## Records for this exercise
┄┄┄┄┄┄┄┄┄┄┄┄┄┄┄┄┄┄┄┄

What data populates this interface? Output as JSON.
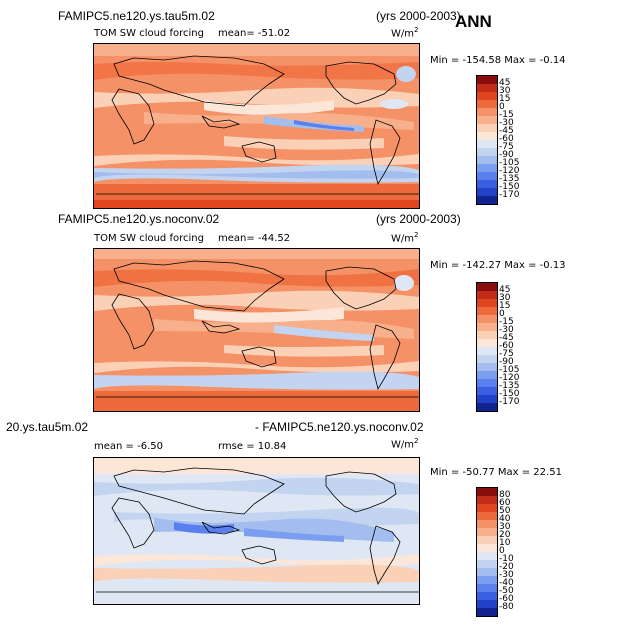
{
  "header": {
    "annual_label": "ANN"
  },
  "panels": [
    {
      "case_title": "FAMIPC5.ne120.ys.tau5m.02",
      "years": "(yrs 2000-2003)",
      "field_title": "TOM SW cloud forcing",
      "mean_text": "mean=  -51.02",
      "units_base": "W/m",
      "units_exp": "2",
      "minmax_text": "Min = -154.58  Max =  -0.14",
      "colorbar": {
        "labels": [
          "45",
          "30",
          "15",
          "0",
          "-15",
          "-30",
          "-45",
          "-60",
          "-75",
          "-90",
          "-105",
          "-120",
          "-135",
          "-150",
          "-170"
        ],
        "colors": [
          "#8a0d0d",
          "#c42c1a",
          "#e0451f",
          "#ef6a3a",
          "#f59166",
          "#f8b08c",
          "#fad0b6",
          "#fce6d8",
          "#dfe7f4",
          "#c2d4f0",
          "#a2bdee",
          "#7b9ef0",
          "#5a7fee",
          "#3b5fe2",
          "#2141c8",
          "#11238e"
        ]
      }
    },
    {
      "case_title": "FAMIPC5.ne120.ys.noconv.02",
      "years": "(yrs 2000-2003)",
      "field_title": "TOM SW cloud forcing",
      "mean_text": "mean=  -44.52",
      "units_base": "W/m",
      "units_exp": "2",
      "minmax_text": "Min = -142.27  Max =  -0.13",
      "colorbar": {
        "labels": [
          "45",
          "30",
          "15",
          "0",
          "-15",
          "-30",
          "-45",
          "-60",
          "-75",
          "-90",
          "-105",
          "-120",
          "-135",
          "-150",
          "-170"
        ],
        "colors": [
          "#8a0d0d",
          "#c42c1a",
          "#e0451f",
          "#ef6a3a",
          "#f59166",
          "#f8b08c",
          "#fad0b6",
          "#fce6d8",
          "#dfe7f4",
          "#c2d4f0",
          "#a2bdee",
          "#7b9ef0",
          "#5a7fee",
          "#3b5fe2",
          "#2141c8",
          "#11238e"
        ]
      }
    },
    {
      "case_title_left": "20.ys.tau5m.02",
      "case_title_right": "- FAMIPC5.ne120.ys.noconv.02",
      "mean_text": "mean =   -6.50",
      "rmse_text": "rmse =  10.84",
      "units_base": "W/m",
      "units_exp": "2",
      "minmax_text": "Min = -50.77  Max =  22.51",
      "colorbar": {
        "labels": [
          "80",
          "60",
          "50",
          "40",
          "30",
          "20",
          "10",
          "0",
          "-10",
          "-20",
          "-30",
          "-40",
          "-50",
          "-60",
          "-80"
        ],
        "colors": [
          "#8a0d0d",
          "#c42c1a",
          "#e0451f",
          "#ef6a3a",
          "#f59166",
          "#f8b08c",
          "#fad0b6",
          "#fce6d8",
          "#dfe7f4",
          "#c2d4f0",
          "#a2bdee",
          "#7b9ef0",
          "#5a7fee",
          "#3b5fe2",
          "#2141c8",
          "#11238e"
        ]
      }
    }
  ]
}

┄┄┄┄┄┄┄┄┄┄┄┄┄┄┄┄┄┄┄┄

Leave out the pictures and give the rest of the records again exactly.

What data populates this interface? Output as JSON.
{
  "header": {
    "annual_label": "ANN"
  },
  "panels": [
    {
      "case_title": "FAMIPC5.ne120.ys.tau5m.02",
      "years": "(yrs 2000-2003)",
      "field_title": "TOM SW cloud forcing",
      "mean_text": "mean=  -51.02",
      "units_base": "W/m",
      "units_exp": "2",
      "minmax_text": "Min = -154.58  Max =  -0.14",
      "colorbar": {
        "labels": [
          "45",
          "30",
          "15",
          "0",
          "-15",
          "-30",
          "-45",
          "-60",
          "-75",
          "-90",
          "-105",
          "-120",
          "-135",
          "-150",
          "-170"
        ],
        "colors": [
          "#8a0d0d",
          "#c42c1a",
          "#e0451f",
          "#ef6a3a",
          "#f59166",
          "#f8b08c",
          "#fad0b6",
          "#fce6d8",
          "#dfe7f4",
          "#c2d4f0",
          "#a2bdee",
          "#7b9ef0",
          "#5a7fee",
          "#3b5fe2",
          "#2141c8",
          "#11238e"
        ]
      }
    },
    {
      "case_title": "FAMIPC5.ne120.ys.noconv.02",
      "years": "(yrs 2000-2003)",
      "field_title": "TOM SW cloud forcing",
      "mean_text": "mean=  -44.52",
      "units_base": "W/m",
      "units_exp": "2",
      "minmax_text": "Min = -142.27  Max =  -0.13",
      "colorbar": {
        "labels": [
          "45",
          "30",
          "15",
          "0",
          "-15",
          "-30",
          "-45",
          "-60",
          "-75",
          "-90",
          "-105",
          "-120",
          "-135",
          "-150",
          "-170"
        ],
        "colors": [
          "#8a0d0d",
          "#c42c1a",
          "#e0451f",
          "#ef6a3a",
          "#f59166",
          "#f8b08c",
          "#fad0b6",
          "#fce6d8",
          "#dfe7f4",
          "#c2d4f0",
          "#a2bdee",
          "#7b9ef0",
          "#5a7fee",
          "#3b5fe2",
          "#2141c8",
          "#11238e"
        ]
      }
    },
    {
      "case_title_left": "20.ys.tau5m.02",
      "case_title_right": "- FAMIPC5.ne120.ys.noconv.02",
      "mean_text": "mean =   -6.50",
      "rmse_text": "rmse =  10.84",
      "units_base": "W/m",
      "units_exp": "2",
      "minmax_text": "Min = -50.77  Max =  22.51",
      "colorbar": {
        "labels": [
          "80",
          "60",
          "50",
          "40",
          "30",
          "20",
          "10",
          "0",
          "-10",
          "-20",
          "-30",
          "-40",
          "-50",
          "-60",
          "-80"
        ],
        "colors": [
          "#8a0d0d",
          "#c42c1a",
          "#e0451f",
          "#ef6a3a",
          "#f59166",
          "#f8b08c",
          "#fad0b6",
          "#fce6d8",
          "#dfe7f4",
          "#c2d4f0",
          "#a2bdee",
          "#7b9ef0",
          "#5a7fee",
          "#3b5fe2",
          "#2141c8",
          "#11238e"
        ]
      }
    }
  ]
}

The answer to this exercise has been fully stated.